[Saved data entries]
• • • • •

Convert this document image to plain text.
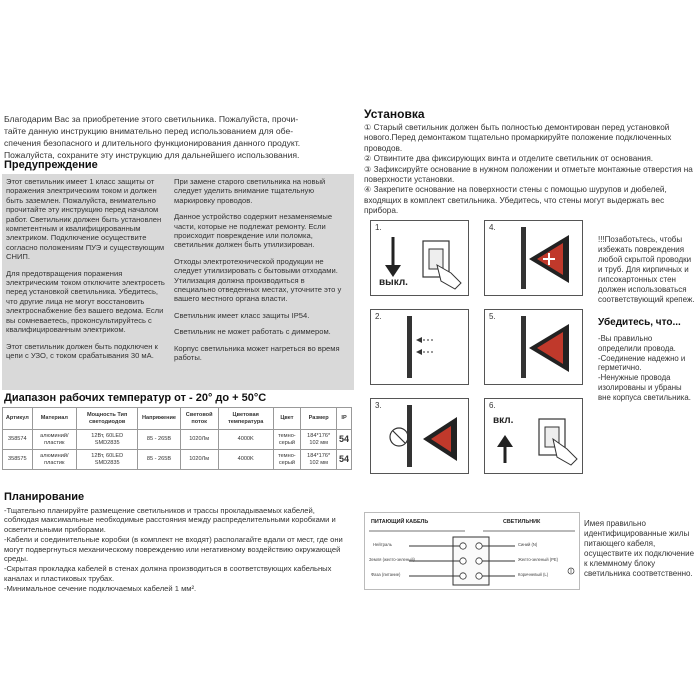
Благодарим Вас за приобретение этого светильника. Пожалуйста, прочи-
тайте данную инструкцию внимательно перед использованием для обе-
спечения безопасного и длительного функционирования данного продукт.
Пожалуйста, сохраните эту инструкцию для дальнейшего использования.
Предупреждение

Этот светильник имеет 1 класс защиты от поражения электрическим током и должен быть заземлен. Пожалуйста, внимательно прочитайте эту инструкцию перед началом работ. Светильник должен быть установлен компетентным и квалифицированным электриком. Подключение осуществите согласно положениям ПУЭ и существующим СНИП.

Для предотвращения поражения электрическим током отключите электросеть перед установкой светильника. Убедитесь, что другие лица не могут восстановить электроснабжение без вашего ведома. Если вы сомневаетесь, проконсультируйтесь с квалифицированным электриком.

Этот светильник должен быть подключен к цепи с УЗО, с током срабатывания 30 мА.

При замене старого светильника на новый следует уделить внимание тщательную маркировку проводов.

Данное устройство содержит незаменяемые части, которые не подлежат ремонту. Если происходит повреждение или поломка, светильник должен быть утилизирован.

Отходы электротехнической продукции не следует утилизировать с бытовыми отходами. Утилизация должна производиться в специально отведенных местах, уточните это у вашего местного органа власти.

Светильник имеет класс защиты IP54.

Светильник не может работать с диммером.

Корпус светильника может нагреться во время работы.

Диапазон рабочих температур от - 20° до + 50°C
Артикул	Материал	Мощность Тип светодиодов	Напряжение	Световой поток	Цветовая температура	Цвет	Размер	IP
358574	алюминий/ пластик	12Вт, 60LED SMD2835	85 - 265В	1020Лм	4000K	темно-серый	184*176* 102 мм	54
358575	алюминий/ пластик	12Вт, 60LED SMD2835	85 - 265В	1020Лм	4000K	темно-серый	184*176* 102 мм	54
Планирование

-Тщательно планируйте размещение светильников и трассы прокладываемых кабелей, соблюдая максимальные необходимые расстояния между распределительными коробками и осветительными приборами.

-Кабели и соединительные коробки (в комплект не входят) располагайте вдали от мест, где они могут подвергнуться механическому повреждению или негативному воздействию окружающей среды.

-Скрытая прокладка кабелей в стенах должна производиться в соответствующих кабельных каналах и пластиковых трубах.

-Минимальное сечение подключаемых кабелей 1 мм².

Установка
① Старый светильник должен быть полностью демонтирован перед установкой нового.Перед демонтажом тщательно промаркируйте положение подключенных проводов.
② Отвинтите два фиксирующих винта и отделите светильник от основания.
③ Зафиксируйте основание в нужном положении и отметьте монтажные отверстия на поверхности установки.
④ Закрепите основание на поверхности стены с помощью шурупов и дюбелей, входящих в комплект светильника. Убедитесь, что стены могут выдержать вес прибора.
1.
выкл.
4.
2.	5.
3.	6.
вкл.
!!!Позаботьтесь, чтобы избежать повреждения любой скрытой проводки и труб. Для кирпичных и гипсокартонных стен должен использоваться соответствующий крепеж.
Убедитесь, что...
-Вы правильно определили провода.
-Соединение надежно и герметично.
-Ненужные провода изолированы и убраны вне корпуса светильника.
ПИТАЮЩИЙ КАБЕЛЬ	СВЕТИЛЬНИК
Нейтраль
Земля (желто-зеленый)
Фаза (питание)
Синий (N)
Желто-зеленый (PE)
Коричневый (L)
Имея правильно идентифицированные жилы питающего кабеля, осуществите их подключение к клеммному блоку светильника соответственно.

• • • • •

## [Set task]
Pictures in the data above should not be copied; transcribe everything else exactly.

## [Output for this task]
Convert this document image to plain text.
Благодарим Вас за приобретение этого светильника. Пожалуйста, прочи-
тайте данную инструкцию внимательно перед использованием для обе-
спечения безопасного и длительного функционирования данного продукт.
Пожалуйста, сохраните эту инструкцию для дальнейшего использования.
Предупреждение

Этот светильник имеет 1 класс защиты от поражения электрическим током и должен быть заземлен. Пожалуйста, внимательно прочитайте эту инструкцию перед началом работ. Светильник должен быть установлен компетентным и квалифицированным электриком. Подключение осуществите согласно положениям ПУЭ и существующим СНИП.

Для предотвращения поражения электрическим током отключите электросеть перед установкой светильника. Убедитесь, что другие лица не могут восстановить электроснабжение без вашего ведома. Если вы сомневаетесь, проконсультируйтесь с квалифицированным электриком.

Этот светильник должен быть подключен к цепи с УЗО, с током срабатывания 30 мА.

При замене старого светильника на новый следует уделить внимание тщательную маркировку проводов.

Данное устройство содержит незаменяемые части, которые не подлежат ремонту. Если происходит повреждение или поломка, светильник должен быть утилизирован.

Отходы электротехнической продукции не следует утилизировать с бытовыми отходами. Утилизация должна производиться в специально отведенных местах, уточните это у вашего местного органа власти.

Светильник имеет класс защиты IP54.

Светильник не может работать с диммером.

Корпус светильника может нагреться во время работы.

Диапазон рабочих температур от - 20° до + 50°C
Артикул	Материал	Мощность Тип светодиодов	Напряжение	Световой поток	Цветовая температура	Цвет	Размер	IP
358574	алюминий/ пластик	12Вт, 60LED SMD2835	85 - 265В	1020Лм	4000K	темно-серый	184*176* 102 мм	54
358575	алюминий/ пластик	12Вт, 60LED SMD2835	85 - 265В	1020Лм	4000K	темно-серый	184*176* 102 мм	54
Планирование

-Тщательно планируйте размещение светильников и трассы прокладываемых кабелей, соблюдая максимальные необходимые расстояния между распределительными коробками и осветительными приборами.

-Кабели и соединительные коробки (в комплект не входят) располагайте вдали от мест, где они могут подвергнуться механическому повреждению или негативному воздействию окружающей среды.

-Скрытая прокладка кабелей в стенах должна производиться в соответствующих кабельных каналах и пластиковых трубах.

-Минимальное сечение подключаемых кабелей 1 мм².

Установка
① Старый светильник должен быть полностью демонтирован перед установкой нового.Перед демонтажом тщательно промаркируйте положение подключенных проводов.
② Отвинтите два фиксирующих винта и отделите светильник от основания.
③ Зафиксируйте основание в нужном положении и отметьте монтажные отверстия на поверхности установки.
④ Закрепите основание на поверхности стены с помощью шурупов и дюбелей, входящих в комплект светильника. Убедитесь, что стены могут выдержать вес прибора.
1.
выкл.
4.
2.	5.
3.	6.
вкл.
!!!Позаботьтесь, чтобы избежать повреждения любой скрытой проводки и труб. Для кирпичных и гипсокартонных стен должен использоваться соответствующий крепеж.
Убедитесь, что...
-Вы правильно определили провода.
-Соединение надежно и герметично.
-Ненужные провода изолированы и убраны вне корпуса светильника.
ПИТАЮЩИЙ КАБЕЛЬ	СВЕТИЛЬНИК
Нейтраль
Земля (желто-зеленый)
Фаза (питание)
Синий (N)
Желто-зеленый (PE)
Коричневый (L)
Имея правильно идентифицированные жилы питающего кабеля, осуществите их подключение к клеммному блоку светильника соответственно.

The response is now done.